What you are asked to do:
Extract, word for word, every line of the records between the line containing "i need the location" and the line containing "53, 770, 66]", inclusive.

Records provided:

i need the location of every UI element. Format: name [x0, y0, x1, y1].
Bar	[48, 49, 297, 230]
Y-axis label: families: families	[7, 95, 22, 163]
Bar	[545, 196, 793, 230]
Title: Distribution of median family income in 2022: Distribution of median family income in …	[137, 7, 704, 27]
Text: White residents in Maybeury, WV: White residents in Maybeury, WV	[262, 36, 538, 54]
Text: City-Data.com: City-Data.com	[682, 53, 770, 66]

...

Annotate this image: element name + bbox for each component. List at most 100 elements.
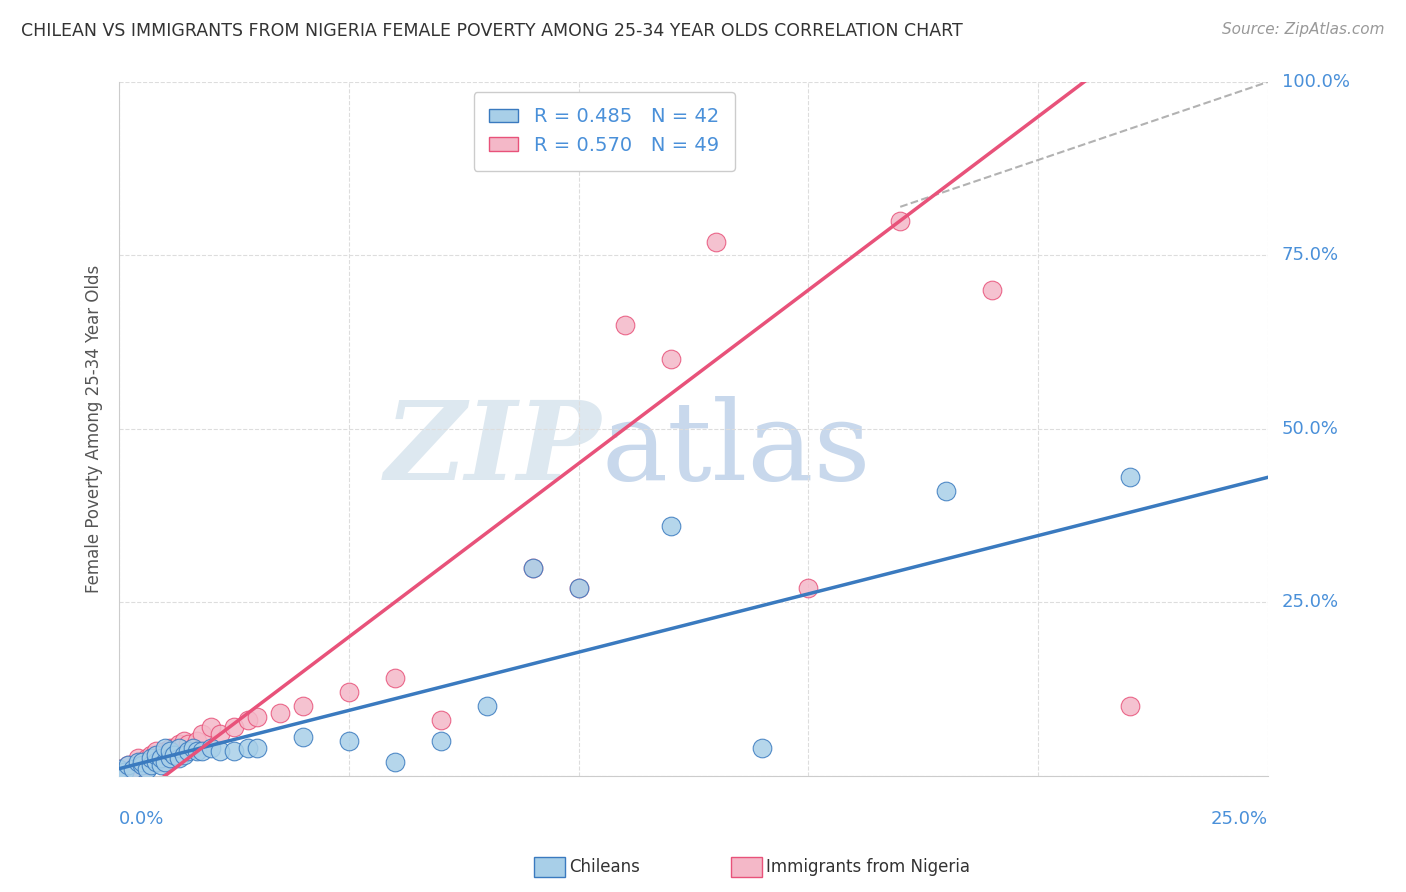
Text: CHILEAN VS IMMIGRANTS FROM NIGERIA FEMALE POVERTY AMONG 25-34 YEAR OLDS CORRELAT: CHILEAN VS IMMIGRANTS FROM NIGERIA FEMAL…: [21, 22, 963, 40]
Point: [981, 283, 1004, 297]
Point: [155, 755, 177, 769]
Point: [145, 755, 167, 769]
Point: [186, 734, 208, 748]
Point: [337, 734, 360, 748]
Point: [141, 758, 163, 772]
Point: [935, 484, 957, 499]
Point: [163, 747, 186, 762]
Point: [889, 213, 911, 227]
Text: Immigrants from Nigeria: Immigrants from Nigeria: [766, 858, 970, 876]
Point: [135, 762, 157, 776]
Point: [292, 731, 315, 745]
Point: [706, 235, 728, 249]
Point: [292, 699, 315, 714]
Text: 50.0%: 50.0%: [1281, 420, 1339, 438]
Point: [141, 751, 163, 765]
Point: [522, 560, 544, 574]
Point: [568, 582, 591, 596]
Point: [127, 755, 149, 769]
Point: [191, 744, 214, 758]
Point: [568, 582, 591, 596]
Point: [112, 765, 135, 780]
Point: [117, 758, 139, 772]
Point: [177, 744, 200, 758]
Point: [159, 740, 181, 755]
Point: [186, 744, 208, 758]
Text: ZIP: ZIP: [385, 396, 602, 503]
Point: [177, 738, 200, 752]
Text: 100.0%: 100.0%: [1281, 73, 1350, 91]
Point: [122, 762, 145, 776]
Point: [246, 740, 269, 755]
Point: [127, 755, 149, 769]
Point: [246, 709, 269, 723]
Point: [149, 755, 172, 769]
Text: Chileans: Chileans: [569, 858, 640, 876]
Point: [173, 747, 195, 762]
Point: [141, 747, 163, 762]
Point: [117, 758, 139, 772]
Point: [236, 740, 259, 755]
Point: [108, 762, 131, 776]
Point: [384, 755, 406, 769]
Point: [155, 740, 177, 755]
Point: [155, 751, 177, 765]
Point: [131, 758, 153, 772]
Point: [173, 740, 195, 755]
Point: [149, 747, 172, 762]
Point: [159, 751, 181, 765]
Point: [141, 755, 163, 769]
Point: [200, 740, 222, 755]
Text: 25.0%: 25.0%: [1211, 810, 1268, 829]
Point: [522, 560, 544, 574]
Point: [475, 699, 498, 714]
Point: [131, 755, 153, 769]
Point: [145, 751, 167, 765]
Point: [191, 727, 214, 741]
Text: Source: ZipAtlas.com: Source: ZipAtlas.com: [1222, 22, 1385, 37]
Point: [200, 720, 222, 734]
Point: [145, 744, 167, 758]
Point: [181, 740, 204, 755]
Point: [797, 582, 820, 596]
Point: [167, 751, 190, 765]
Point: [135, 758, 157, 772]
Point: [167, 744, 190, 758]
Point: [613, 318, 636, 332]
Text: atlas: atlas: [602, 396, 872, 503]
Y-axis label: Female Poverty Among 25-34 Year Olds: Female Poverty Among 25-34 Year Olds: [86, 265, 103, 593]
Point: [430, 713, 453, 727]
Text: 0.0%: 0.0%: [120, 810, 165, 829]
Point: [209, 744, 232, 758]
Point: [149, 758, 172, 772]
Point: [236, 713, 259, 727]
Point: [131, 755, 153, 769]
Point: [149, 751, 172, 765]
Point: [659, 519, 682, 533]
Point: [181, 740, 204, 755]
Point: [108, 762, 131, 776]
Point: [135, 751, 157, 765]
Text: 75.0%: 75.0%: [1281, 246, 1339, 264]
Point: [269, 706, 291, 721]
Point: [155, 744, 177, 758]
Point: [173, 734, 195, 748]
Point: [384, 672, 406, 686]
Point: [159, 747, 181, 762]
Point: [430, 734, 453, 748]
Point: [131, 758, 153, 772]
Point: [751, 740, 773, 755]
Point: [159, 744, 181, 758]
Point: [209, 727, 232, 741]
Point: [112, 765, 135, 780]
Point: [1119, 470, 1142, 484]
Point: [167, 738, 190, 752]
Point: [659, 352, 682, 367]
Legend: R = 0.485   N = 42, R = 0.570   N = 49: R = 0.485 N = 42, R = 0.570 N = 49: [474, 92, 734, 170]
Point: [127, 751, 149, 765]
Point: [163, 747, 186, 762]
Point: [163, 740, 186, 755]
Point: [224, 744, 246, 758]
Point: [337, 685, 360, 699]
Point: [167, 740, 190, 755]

Written answer:
i need the location of every UI element. Format: name [x0, y0, x1, y1].
Bar	[48, 49, 297, 230]
Y-axis label: families: families	[7, 95, 22, 163]
Bar	[545, 196, 793, 230]
Title: Distribution of median family income in 2022: Distribution of median family income in …	[137, 7, 704, 27]
Text: White residents in Maybeury, WV: White residents in Maybeury, WV	[262, 36, 538, 54]
Text: City-Data.com: City-Data.com	[682, 53, 770, 66]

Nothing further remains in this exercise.